§ **PROBLEM TO WORK ON**
Please rewrite the data from its start through the line holding "469, 731, 491]", inclusive, replacing "store-link" with "shop-link" and keeping everything else unchanged.
########
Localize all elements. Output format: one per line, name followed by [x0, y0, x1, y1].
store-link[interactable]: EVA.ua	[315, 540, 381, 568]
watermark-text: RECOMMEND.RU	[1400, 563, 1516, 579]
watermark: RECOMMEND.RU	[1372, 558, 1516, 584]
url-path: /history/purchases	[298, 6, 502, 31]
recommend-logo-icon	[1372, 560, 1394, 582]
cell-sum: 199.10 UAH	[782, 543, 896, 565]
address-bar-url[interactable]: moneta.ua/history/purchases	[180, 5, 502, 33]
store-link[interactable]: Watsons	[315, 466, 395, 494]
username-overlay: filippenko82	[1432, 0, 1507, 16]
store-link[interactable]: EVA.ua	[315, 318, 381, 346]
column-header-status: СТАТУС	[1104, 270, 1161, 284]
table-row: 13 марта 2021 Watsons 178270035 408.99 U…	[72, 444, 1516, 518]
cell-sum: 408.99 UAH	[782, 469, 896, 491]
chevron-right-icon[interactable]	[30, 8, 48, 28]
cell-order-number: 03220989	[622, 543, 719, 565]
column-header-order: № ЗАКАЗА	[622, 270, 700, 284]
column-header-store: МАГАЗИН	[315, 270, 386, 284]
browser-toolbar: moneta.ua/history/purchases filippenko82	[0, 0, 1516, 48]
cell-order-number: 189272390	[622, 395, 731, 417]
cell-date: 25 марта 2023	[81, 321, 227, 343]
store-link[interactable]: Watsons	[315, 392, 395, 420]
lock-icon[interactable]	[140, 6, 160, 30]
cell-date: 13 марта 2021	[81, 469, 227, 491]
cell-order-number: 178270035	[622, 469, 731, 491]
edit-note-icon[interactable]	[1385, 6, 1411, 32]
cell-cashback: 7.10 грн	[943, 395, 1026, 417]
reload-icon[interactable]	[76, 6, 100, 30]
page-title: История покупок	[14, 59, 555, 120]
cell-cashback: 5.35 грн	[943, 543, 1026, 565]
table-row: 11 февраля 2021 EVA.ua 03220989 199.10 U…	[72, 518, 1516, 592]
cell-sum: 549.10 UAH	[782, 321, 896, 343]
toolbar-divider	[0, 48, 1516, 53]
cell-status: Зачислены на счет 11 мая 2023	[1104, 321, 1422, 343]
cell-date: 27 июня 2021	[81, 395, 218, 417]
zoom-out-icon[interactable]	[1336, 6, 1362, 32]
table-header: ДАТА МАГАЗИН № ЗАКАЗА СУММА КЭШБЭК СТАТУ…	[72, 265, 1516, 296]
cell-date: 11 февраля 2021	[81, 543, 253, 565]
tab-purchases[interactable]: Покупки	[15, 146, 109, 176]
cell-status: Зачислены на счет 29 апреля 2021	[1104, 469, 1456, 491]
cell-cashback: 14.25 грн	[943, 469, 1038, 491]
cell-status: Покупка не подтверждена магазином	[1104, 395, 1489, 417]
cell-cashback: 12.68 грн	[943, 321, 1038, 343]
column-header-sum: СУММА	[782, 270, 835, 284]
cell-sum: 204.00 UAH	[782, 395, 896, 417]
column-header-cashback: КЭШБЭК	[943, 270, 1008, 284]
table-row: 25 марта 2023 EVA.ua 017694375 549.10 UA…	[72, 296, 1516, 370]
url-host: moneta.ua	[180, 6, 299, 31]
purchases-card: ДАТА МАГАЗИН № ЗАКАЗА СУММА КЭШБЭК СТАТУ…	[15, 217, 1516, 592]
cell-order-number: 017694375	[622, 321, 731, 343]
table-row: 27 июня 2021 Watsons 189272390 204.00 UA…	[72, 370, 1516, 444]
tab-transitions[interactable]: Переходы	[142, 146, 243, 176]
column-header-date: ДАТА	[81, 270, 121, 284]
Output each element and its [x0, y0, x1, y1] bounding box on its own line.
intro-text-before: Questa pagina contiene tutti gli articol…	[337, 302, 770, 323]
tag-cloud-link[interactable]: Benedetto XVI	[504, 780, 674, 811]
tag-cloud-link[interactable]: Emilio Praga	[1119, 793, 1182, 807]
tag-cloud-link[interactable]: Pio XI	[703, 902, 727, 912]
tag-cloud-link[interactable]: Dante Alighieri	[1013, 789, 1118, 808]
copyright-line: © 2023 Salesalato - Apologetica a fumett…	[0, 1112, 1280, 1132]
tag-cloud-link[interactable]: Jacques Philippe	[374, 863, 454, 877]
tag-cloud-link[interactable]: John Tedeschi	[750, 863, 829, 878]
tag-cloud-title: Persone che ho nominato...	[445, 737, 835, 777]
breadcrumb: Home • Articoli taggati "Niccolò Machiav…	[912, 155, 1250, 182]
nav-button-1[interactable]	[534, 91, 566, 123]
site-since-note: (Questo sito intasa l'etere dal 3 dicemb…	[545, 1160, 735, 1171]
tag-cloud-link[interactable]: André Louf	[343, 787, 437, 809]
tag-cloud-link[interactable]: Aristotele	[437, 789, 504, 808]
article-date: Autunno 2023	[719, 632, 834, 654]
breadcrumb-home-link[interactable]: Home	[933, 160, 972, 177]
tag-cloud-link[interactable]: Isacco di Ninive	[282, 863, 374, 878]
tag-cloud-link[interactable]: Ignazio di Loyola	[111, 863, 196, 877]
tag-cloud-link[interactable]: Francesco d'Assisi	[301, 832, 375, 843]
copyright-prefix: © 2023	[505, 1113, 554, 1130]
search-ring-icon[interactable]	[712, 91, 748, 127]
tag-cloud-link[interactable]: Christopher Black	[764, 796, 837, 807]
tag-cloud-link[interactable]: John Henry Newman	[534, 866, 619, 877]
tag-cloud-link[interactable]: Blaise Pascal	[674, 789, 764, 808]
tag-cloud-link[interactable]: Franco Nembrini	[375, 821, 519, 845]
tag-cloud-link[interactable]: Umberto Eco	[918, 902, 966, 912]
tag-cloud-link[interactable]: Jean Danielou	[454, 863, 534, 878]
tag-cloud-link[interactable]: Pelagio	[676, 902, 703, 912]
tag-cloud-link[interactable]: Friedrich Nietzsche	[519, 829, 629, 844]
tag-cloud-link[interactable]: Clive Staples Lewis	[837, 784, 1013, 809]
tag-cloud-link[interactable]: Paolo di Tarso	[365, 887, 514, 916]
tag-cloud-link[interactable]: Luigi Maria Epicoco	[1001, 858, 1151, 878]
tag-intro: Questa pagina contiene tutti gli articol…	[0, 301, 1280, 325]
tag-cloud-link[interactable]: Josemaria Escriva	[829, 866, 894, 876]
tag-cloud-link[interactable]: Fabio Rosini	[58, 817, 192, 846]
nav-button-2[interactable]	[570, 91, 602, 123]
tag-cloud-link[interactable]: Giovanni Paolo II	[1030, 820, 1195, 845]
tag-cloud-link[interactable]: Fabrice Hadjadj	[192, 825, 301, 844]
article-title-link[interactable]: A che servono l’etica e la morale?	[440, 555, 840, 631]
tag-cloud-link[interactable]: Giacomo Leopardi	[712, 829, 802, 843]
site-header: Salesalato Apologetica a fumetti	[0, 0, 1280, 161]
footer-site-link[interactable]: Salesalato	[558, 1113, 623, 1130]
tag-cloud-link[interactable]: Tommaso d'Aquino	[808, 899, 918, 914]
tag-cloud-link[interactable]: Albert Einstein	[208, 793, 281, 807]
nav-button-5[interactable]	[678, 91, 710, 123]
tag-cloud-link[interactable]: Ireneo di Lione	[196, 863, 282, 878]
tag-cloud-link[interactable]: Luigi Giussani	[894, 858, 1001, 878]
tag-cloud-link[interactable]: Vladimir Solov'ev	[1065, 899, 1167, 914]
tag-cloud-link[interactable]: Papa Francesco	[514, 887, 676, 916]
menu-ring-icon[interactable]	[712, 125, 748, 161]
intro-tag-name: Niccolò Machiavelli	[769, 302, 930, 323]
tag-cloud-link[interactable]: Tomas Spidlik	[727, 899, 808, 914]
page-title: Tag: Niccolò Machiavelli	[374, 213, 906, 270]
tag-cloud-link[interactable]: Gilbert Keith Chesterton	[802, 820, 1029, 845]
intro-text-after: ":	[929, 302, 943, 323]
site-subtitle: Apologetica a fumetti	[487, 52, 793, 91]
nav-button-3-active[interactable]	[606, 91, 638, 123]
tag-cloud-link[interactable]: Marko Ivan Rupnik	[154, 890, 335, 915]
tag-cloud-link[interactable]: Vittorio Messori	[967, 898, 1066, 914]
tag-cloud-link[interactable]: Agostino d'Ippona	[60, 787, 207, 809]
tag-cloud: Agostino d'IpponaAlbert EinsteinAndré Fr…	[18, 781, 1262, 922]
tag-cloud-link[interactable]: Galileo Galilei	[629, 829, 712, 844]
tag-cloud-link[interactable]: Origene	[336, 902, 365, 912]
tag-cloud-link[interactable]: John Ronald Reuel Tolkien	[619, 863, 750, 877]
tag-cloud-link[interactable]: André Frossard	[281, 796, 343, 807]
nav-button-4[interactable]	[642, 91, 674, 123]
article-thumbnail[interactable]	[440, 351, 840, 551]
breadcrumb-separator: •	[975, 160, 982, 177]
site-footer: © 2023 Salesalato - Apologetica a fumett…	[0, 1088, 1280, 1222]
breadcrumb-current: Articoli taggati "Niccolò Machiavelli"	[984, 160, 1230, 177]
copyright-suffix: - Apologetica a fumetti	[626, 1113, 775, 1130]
########
§ **FULL ANSWER**
Localize all elements. Output format: one per line, name followed by [x0, y0, x1, y1].
shop-link[interactable]: EVA.ua	[315, 540, 381, 568]
watermark-text: RECOMMEND.RU	[1400, 563, 1516, 579]
watermark: RECOMMEND.RU	[1372, 558, 1516, 584]
url-path: /history/purchases	[298, 6, 502, 31]
recommend-logo-icon	[1372, 560, 1394, 582]
cell-sum: 199.10 UAH	[782, 543, 896, 565]
address-bar-url[interactable]: moneta.ua/history/purchases	[180, 5, 502, 33]
shop-link[interactable]: Watsons	[315, 466, 395, 494]
username-overlay: filippenko82	[1432, 0, 1507, 16]
shop-link[interactable]: EVA.ua	[315, 318, 381, 346]
column-header-status: СТАТУС	[1104, 270, 1161, 284]
table-row: 13 марта 2021 Watsons 178270035 408.99 U…	[72, 444, 1516, 518]
cell-sum: 408.99 UAH	[782, 469, 896, 491]
chevron-right-icon[interactable]	[30, 8, 48, 28]
cell-order-number: 03220989	[622, 543, 719, 565]
column-header-order: № ЗАКАЗА	[622, 270, 700, 284]
column-header-store: МАГАЗИН	[315, 270, 386, 284]
browser-toolbar: moneta.ua/history/purchases filippenko82	[0, 0, 1516, 48]
cell-order-number: 189272390	[622, 395, 731, 417]
cell-date: 25 марта 2023	[81, 321, 227, 343]
shop-link[interactable]: Watsons	[315, 392, 395, 420]
lock-icon[interactable]	[140, 6, 160, 30]
cell-date: 13 марта 2021	[81, 469, 227, 491]
cell-order-number: 178270035	[622, 469, 731, 491]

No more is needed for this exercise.